**INSTRUCTION:** Count how many lines of the data include "title". The answer is that number and nothing else.

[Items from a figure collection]
>> Begin

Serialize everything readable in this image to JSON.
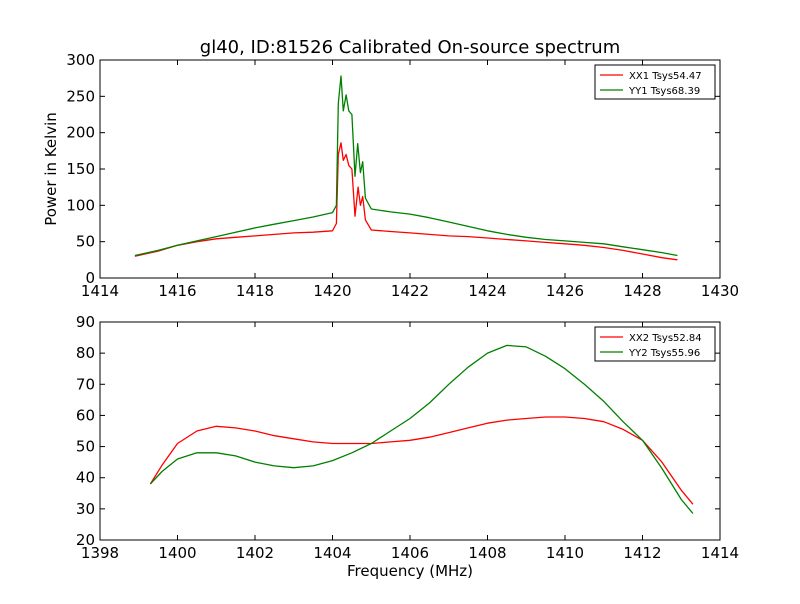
{
  "title": "gl40, ID:81526 Calibrated On-source spectrum",
  "chart_data": [
    {
      "type": "line",
      "title": "gl40, ID:81526 Calibrated On-source spectrum",
      "xlabel": "",
      "ylabel": "Power in Kelvin",
      "xlim": [
        1414,
        1430
      ],
      "ylim": [
        0,
        300
      ],
      "xticks": [
        "1414",
        "1416",
        "1418",
        "1420",
        "1422",
        "1424",
        "1426",
        "1428",
        "1430"
      ],
      "yticks": [
        "0",
        "50",
        "100",
        "150",
        "200",
        "250",
        "300"
      ],
      "legend_position": "top-right",
      "grid": false,
      "series": [
        {
          "name": "XX1 Tsys54.47",
          "color": "#ff0000",
          "points": [
            [
              1414.9,
              30
            ],
            [
              1415.5,
              37
            ],
            [
              1416,
              45
            ],
            [
              1416.5,
              50
            ],
            [
              1417,
              54
            ],
            [
              1417.5,
              56
            ],
            [
              1418,
              58
            ],
            [
              1418.5,
              60
            ],
            [
              1419,
              62
            ],
            [
              1419.5,
              63
            ],
            [
              1420,
              65
            ],
            [
              1420.1,
              75
            ],
            [
              1420.15,
              170
            ],
            [
              1420.22,
              186
            ],
            [
              1420.28,
              162
            ],
            [
              1420.35,
              170
            ],
            [
              1420.42,
              155
            ],
            [
              1420.5,
              150
            ],
            [
              1420.58,
              85
            ],
            [
              1420.66,
              125
            ],
            [
              1420.72,
              100
            ],
            [
              1420.78,
              112
            ],
            [
              1420.85,
              80
            ],
            [
              1421,
              66
            ],
            [
              1421.5,
              64
            ],
            [
              1422,
              62
            ],
            [
              1422.5,
              60
            ],
            [
              1423,
              58
            ],
            [
              1423.5,
              57
            ],
            [
              1424,
              55
            ],
            [
              1424.5,
              53
            ],
            [
              1425,
              51
            ],
            [
              1425.5,
              49
            ],
            [
              1426,
              47
            ],
            [
              1426.5,
              45
            ],
            [
              1427,
              42
            ],
            [
              1427.5,
              38
            ],
            [
              1428,
              33
            ],
            [
              1428.5,
              28
            ],
            [
              1428.9,
              25
            ]
          ]
        },
        {
          "name": "YY1 Tsys68.39",
          "color": "#008000",
          "points": [
            [
              1414.9,
              31
            ],
            [
              1415.5,
              38
            ],
            [
              1416,
              45
            ],
            [
              1416.5,
              51
            ],
            [
              1417,
              57
            ],
            [
              1417.5,
              63
            ],
            [
              1418,
              69
            ],
            [
              1418.5,
              74
            ],
            [
              1419,
              79
            ],
            [
              1419.5,
              84
            ],
            [
              1420,
              90
            ],
            [
              1420.1,
              100
            ],
            [
              1420.15,
              240
            ],
            [
              1420.22,
              278
            ],
            [
              1420.28,
              230
            ],
            [
              1420.35,
              252
            ],
            [
              1420.42,
              230
            ],
            [
              1420.5,
              225
            ],
            [
              1420.58,
              140
            ],
            [
              1420.65,
              185
            ],
            [
              1420.72,
              145
            ],
            [
              1420.78,
              160
            ],
            [
              1420.85,
              110
            ],
            [
              1421,
              95
            ],
            [
              1421.5,
              91
            ],
            [
              1422,
              88
            ],
            [
              1422.5,
              83
            ],
            [
              1423,
              77
            ],
            [
              1423.5,
              71
            ],
            [
              1424,
              65
            ],
            [
              1424.5,
              60
            ],
            [
              1425,
              56
            ],
            [
              1425.5,
              53
            ],
            [
              1426,
              51
            ],
            [
              1426.5,
              49
            ],
            [
              1427,
              47
            ],
            [
              1427.5,
              43
            ],
            [
              1428,
              39
            ],
            [
              1428.5,
              35
            ],
            [
              1428.9,
              31
            ]
          ]
        }
      ]
    },
    {
      "type": "line",
      "title": "",
      "xlabel": "Frequency (MHz)",
      "ylabel": "",
      "xlim": [
        1398,
        1414
      ],
      "ylim": [
        20,
        90
      ],
      "xticks": [
        "1398",
        "1400",
        "1402",
        "1404",
        "1406",
        "1408",
        "1410",
        "1412",
        "1414"
      ],
      "yticks": [
        "20",
        "30",
        "40",
        "50",
        "60",
        "70",
        "80",
        "90"
      ],
      "legend_position": "top-right",
      "grid": false,
      "series": [
        {
          "name": "XX2 Tsys52.84",
          "color": "#ff0000",
          "points": [
            [
              1399.3,
              38
            ],
            [
              1399.6,
              44
            ],
            [
              1400,
              51
            ],
            [
              1400.5,
              55
            ],
            [
              1401,
              56.5
            ],
            [
              1401.5,
              56
            ],
            [
              1402,
              55
            ],
            [
              1402.5,
              53.5
            ],
            [
              1403,
              52.5
            ],
            [
              1403.5,
              51.5
            ],
            [
              1404,
              51
            ],
            [
              1404.5,
              51
            ],
            [
              1405,
              51
            ],
            [
              1405.5,
              51.5
            ],
            [
              1406,
              52
            ],
            [
              1406.5,
              53
            ],
            [
              1407,
              54.5
            ],
            [
              1407.5,
              56
            ],
            [
              1408,
              57.5
            ],
            [
              1408.5,
              58.5
            ],
            [
              1409,
              59
            ],
            [
              1409.5,
              59.5
            ],
            [
              1410,
              59.5
            ],
            [
              1410.5,
              59
            ],
            [
              1411,
              58
            ],
            [
              1411.5,
              55.5
            ],
            [
              1412,
              52
            ],
            [
              1412.5,
              45
            ],
            [
              1413,
              36
            ],
            [
              1413.3,
              31.5
            ]
          ]
        },
        {
          "name": "YY2 Tsys55.96",
          "color": "#008000",
          "points": [
            [
              1399.3,
              38
            ],
            [
              1399.6,
              42
            ],
            [
              1400,
              46
            ],
            [
              1400.5,
              48
            ],
            [
              1401,
              48
            ],
            [
              1401.5,
              47
            ],
            [
              1402,
              45
            ],
            [
              1402.5,
              43.8
            ],
            [
              1403,
              43.2
            ],
            [
              1403.5,
              43.8
            ],
            [
              1404,
              45.5
            ],
            [
              1404.5,
              48
            ],
            [
              1405,
              51
            ],
            [
              1405.5,
              55
            ],
            [
              1406,
              59
            ],
            [
              1406.5,
              64
            ],
            [
              1407,
              70
            ],
            [
              1407.5,
              75.5
            ],
            [
              1408,
              80
            ],
            [
              1408.5,
              82.5
            ],
            [
              1409,
              82
            ],
            [
              1409.5,
              79
            ],
            [
              1410,
              75
            ],
            [
              1410.5,
              70
            ],
            [
              1411,
              64.5
            ],
            [
              1411.5,
              58
            ],
            [
              1412,
              52
            ],
            [
              1412.5,
              43
            ],
            [
              1413,
              33
            ],
            [
              1413.3,
              28.5
            ]
          ]
        }
      ]
    }
  ]
}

>> End

**WORKED SOLUTION:** 3